**Written task:** Repeat the listing in full. Nothing may be added or left out.
- - -
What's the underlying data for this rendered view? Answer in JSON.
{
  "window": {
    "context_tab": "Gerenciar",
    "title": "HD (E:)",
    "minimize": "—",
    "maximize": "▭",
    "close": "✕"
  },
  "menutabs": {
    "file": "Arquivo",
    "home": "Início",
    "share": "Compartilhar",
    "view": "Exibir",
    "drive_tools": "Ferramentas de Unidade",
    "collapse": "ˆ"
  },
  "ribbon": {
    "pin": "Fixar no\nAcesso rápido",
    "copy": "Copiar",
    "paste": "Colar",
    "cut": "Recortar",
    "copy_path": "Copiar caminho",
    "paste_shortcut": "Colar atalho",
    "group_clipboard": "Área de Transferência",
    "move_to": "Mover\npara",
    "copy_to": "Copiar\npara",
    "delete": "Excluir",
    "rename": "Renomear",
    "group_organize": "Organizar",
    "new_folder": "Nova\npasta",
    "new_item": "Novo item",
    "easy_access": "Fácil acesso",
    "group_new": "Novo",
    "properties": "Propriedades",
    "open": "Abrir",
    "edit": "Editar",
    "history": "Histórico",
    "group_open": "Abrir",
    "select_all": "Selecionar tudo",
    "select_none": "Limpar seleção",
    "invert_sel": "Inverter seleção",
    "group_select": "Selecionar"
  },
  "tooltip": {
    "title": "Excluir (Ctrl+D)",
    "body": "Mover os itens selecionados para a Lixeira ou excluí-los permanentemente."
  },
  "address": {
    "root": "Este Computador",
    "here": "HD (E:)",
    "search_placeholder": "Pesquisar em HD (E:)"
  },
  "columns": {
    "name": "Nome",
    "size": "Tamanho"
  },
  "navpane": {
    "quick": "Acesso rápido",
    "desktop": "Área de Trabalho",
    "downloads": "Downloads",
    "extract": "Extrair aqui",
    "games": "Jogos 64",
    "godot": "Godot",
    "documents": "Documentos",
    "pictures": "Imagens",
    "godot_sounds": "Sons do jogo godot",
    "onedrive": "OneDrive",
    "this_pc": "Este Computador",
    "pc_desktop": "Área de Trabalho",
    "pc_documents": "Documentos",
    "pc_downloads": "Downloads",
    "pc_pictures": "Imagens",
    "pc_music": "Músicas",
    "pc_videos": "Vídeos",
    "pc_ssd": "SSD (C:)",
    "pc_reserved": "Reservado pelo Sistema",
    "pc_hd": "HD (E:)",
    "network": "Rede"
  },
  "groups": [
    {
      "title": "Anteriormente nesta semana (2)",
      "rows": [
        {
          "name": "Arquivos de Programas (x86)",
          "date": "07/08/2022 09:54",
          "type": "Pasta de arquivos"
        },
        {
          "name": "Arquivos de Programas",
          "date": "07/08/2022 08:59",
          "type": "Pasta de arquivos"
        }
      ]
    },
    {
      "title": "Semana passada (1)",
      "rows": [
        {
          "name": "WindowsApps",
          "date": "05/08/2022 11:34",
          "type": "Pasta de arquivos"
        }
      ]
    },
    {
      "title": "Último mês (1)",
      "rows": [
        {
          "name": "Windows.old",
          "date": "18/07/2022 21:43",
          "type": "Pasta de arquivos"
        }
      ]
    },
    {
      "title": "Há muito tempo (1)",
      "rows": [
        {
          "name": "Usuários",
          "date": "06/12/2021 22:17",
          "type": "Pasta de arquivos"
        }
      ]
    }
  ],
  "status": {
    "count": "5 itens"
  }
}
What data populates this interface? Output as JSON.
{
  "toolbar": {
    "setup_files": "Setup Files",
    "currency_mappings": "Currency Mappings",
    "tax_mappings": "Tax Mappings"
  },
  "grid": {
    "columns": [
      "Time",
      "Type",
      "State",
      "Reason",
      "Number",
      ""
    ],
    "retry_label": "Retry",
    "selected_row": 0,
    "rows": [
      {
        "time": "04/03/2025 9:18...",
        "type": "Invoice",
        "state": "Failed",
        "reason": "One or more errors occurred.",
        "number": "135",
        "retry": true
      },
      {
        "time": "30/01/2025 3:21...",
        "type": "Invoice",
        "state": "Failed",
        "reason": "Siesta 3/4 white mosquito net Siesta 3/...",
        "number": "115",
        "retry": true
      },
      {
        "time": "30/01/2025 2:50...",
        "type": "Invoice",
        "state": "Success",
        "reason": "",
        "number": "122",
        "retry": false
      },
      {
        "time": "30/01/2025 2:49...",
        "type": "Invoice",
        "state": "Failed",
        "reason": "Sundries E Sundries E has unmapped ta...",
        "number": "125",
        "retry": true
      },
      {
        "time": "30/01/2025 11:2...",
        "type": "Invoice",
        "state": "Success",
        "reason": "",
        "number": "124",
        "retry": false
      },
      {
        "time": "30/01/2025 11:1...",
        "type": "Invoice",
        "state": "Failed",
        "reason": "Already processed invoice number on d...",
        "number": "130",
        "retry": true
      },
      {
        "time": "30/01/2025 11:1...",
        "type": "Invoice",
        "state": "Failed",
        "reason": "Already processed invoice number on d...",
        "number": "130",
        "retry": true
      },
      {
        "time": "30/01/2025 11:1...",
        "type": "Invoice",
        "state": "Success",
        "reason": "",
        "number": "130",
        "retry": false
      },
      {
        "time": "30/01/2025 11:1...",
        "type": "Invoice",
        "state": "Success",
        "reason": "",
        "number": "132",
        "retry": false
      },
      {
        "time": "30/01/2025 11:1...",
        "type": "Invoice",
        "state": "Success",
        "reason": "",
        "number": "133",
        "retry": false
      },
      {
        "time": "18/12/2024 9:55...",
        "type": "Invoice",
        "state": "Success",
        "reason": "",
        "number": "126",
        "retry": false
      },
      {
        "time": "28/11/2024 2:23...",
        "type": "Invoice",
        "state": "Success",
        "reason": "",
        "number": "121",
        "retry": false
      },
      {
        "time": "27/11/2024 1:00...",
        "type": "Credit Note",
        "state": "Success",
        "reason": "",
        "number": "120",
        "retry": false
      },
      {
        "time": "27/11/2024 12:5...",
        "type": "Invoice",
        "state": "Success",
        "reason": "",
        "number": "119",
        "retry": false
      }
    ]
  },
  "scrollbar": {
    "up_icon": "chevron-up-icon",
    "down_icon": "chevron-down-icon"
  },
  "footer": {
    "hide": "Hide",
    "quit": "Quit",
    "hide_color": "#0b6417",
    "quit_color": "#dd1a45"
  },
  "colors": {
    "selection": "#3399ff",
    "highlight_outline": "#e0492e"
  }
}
- - -
**Answer below:**
What's the underlying data for this rendered view? Answer in JSON.
{
  "window": {
    "context_tab": "Gerenciar",
    "title": "HD (E:)",
    "minimize": "—",
    "maximize": "▭",
    "close": "✕"
  },
  "menutabs": {
    "file": "Arquivo",
    "home": "Início",
    "share": "Compartilhar",
    "view": "Exibir",
    "drive_tools": "Ferramentas de Unidade",
    "collapse": "ˆ"
  },
  "ribbon": {
    "pin": "Fixar no\nAcesso rápido",
    "copy": "Copiar",
    "paste": "Colar",
    "cut": "Recortar",
    "copy_path": "Copiar caminho",
    "paste_shortcut": "Colar atalho",
    "group_clipboard": "Área de Transferência",
    "move_to": "Mover\npara",
    "copy_to": "Copiar\npara",
    "delete": "Excluir",
    "rename": "Renomear",
    "group_organize": "Organizar",
    "new_folder": "Nova\npasta",
    "new_item": "Novo item",
    "easy_access": "Fácil acesso",
    "group_new": "Novo",
    "properties": "Propriedades",
    "open": "Abrir",
    "edit": "Editar",
    "history": "Histórico",
    "group_open": "Abrir",
    "select_all": "Selecionar tudo",
    "select_none": "Limpar seleção",
    "invert_sel": "Inverter seleção",
    "group_select": "Selecionar"
  },
  "tooltip": {
    "title": "Excluir (Ctrl+D)",
    "body": "Mover os itens selecionados para a Lixeira ou excluí-los permanentemente."
  },
  "address": {
    "root": "Este Computador",
    "here": "HD (E:)",
    "search_placeholder": "Pesquisar em HD (E:)"
  },
  "columns": {
    "name": "Nome",
    "size": "Tamanho"
  },
  "navpane": {
    "quick": "Acesso rápido",
    "desktop": "Área de Trabalho",
    "downloads": "Downloads",
    "extract": "Extrair aqui",
    "games": "Jogos 64",
    "godot": "Godot",
    "documents": "Documentos",
    "pictures": "Imagens",
    "godot_sounds": "Sons do jogo godot",
    "onedrive": "OneDrive",
    "this_pc": "Este Computador",
    "pc_desktop": "Área de Trabalho",
    "pc_documents": "Documentos",
    "pc_downloads": "Downloads",
    "pc_pictures": "Imagens",
    "pc_music": "Músicas",
    "pc_videos": "Vídeos",
    "pc_ssd": "SSD (C:)",
    "pc_reserved": "Reservado pelo Sistema",
    "pc_hd": "HD (E:)",
    "network": "Rede"
  },
  "groups": [
    {
      "title": "Anteriormente nesta semana (2)",
      "rows": [
        {
          "name": "Arquivos de Programas (x86)",
          "date": "07/08/2022 09:54",
          "type": "Pasta de arquivos"
        },
        {
          "name": "Arquivos de Programas",
          "date": "07/08/2022 08:59",
          "type": "Pasta de arquivos"
        }
      ]
    },
    {
      "title": "Semana passada (1)",
      "rows": [
        {
          "name": "WindowsApps",
          "date": "05/08/2022 11:34",
          "type": "Pasta de arquivos"
        }
      ]
    },
    {
      "title": "Último mês (1)",
      "rows": [
        {
          "name": "Windows.old",
          "date": "18/07/2022 21:43",
          "type": "Pasta de arquivos"
        }
      ]
    },
    {
      "title": "Há muito tempo (1)",
      "rows": [
        {
          "name": "Usuários",
          "date": "06/12/2021 22:17",
          "type": "Pasta de arquivos"
        }
      ]
    }
  ],
  "status": {
    "count": "5 itens"
  }
}
What data populates this interface? Output as JSON.
{
  "toolbar": {
    "setup_files": "Setup Files",
    "currency_mappings": "Currency Mappings",
    "tax_mappings": "Tax Mappings"
  },
  "grid": {
    "columns": [
      "Time",
      "Type",
      "State",
      "Reason",
      "Number",
      ""
    ],
    "retry_label": "Retry",
    "selected_row": 0,
    "rows": [
      {
        "time": "04/03/2025 9:18...",
        "type": "Invoice",
        "state": "Failed",
        "reason": "One or more errors occurred.",
        "number": "135",
        "retry": true
      },
      {
        "time": "30/01/2025 3:21...",
        "type": "Invoice",
        "state": "Failed",
        "reason": "Siesta 3/4 white mosquito net Siesta 3/...",
        "number": "115",
        "retry": true
      },
      {
        "time": "30/01/2025 2:50...",
        "type": "Invoice",
        "state": "Success",
        "reason": "",
        "number": "122",
        "retry": false
      },
      {
        "time": "30/01/2025 2:49...",
        "type": "Invoice",
        "state": "Failed",
        "reason": "Sundries E Sundries E has unmapped ta...",
        "number": "125",
        "retry": true
      },
      {
        "time": "30/01/2025 11:2...",
        "type": "Invoice",
        "state": "Success",
        "reason": "",
        "number": "124",
        "retry": false
      },
      {
        "time": "30/01/2025 11:1...",
        "type": "Invoice",
        "state": "Failed",
        "reason": "Already processed invoice number on d...",
        "number": "130",
        "retry": true
      },
      {
        "time": "30/01/2025 11:1...",
        "type": "Invoice",
        "state": "Failed",
        "reason": "Already processed invoice number on d...",
        "number": "130",
        "retry": true
      },
      {
        "time": "30/01/2025 11:1...",
        "type": "Invoice",
        "state": "Success",
        "reason": "",
        "number": "130",
        "retry": false
      },
      {
        "time": "30/01/2025 11:1...",
        "type": "Invoice",
        "state": "Success",
        "reason": "",
        "number": "132",
        "retry": false
      },
      {
        "time": "30/01/2025 11:1...",
        "type": "Invoice",
        "state": "Success",
        "reason": "",
        "number": "133",
        "retry": false
      },
      {
        "time": "18/12/2024 9:55...",
        "type": "Invoice",
        "state": "Success",
        "reason": "",
        "number": "126",
        "retry": false
      },
      {
        "time": "28/11/2024 2:23...",
        "type": "Invoice",
        "state": "Success",
        "reason": "",
        "number": "121",
        "retry": false
      },
      {
        "time": "27/11/2024 1:00...",
        "type": "Credit Note",
        "state": "Success",
        "reason": "",
        "number": "120",
        "retry": false
      },
      {
        "time": "27/11/2024 12:5...",
        "type": "Invoice",
        "state": "Success",
        "reason": "",
        "number": "119",
        "retry": false
      }
    ]
  },
  "scrollbar": {
    "up_icon": "chevron-up-icon",
    "down_icon": "chevron-down-icon"
  },
  "footer": {
    "hide": "Hide",
    "quit": "Quit",
    "hide_color": "#0b6417",
    "quit_color": "#dd1a45"
  },
  "colors": {
    "selection": "#3399ff",
    "highlight_outline": "#e0492e"
  }
}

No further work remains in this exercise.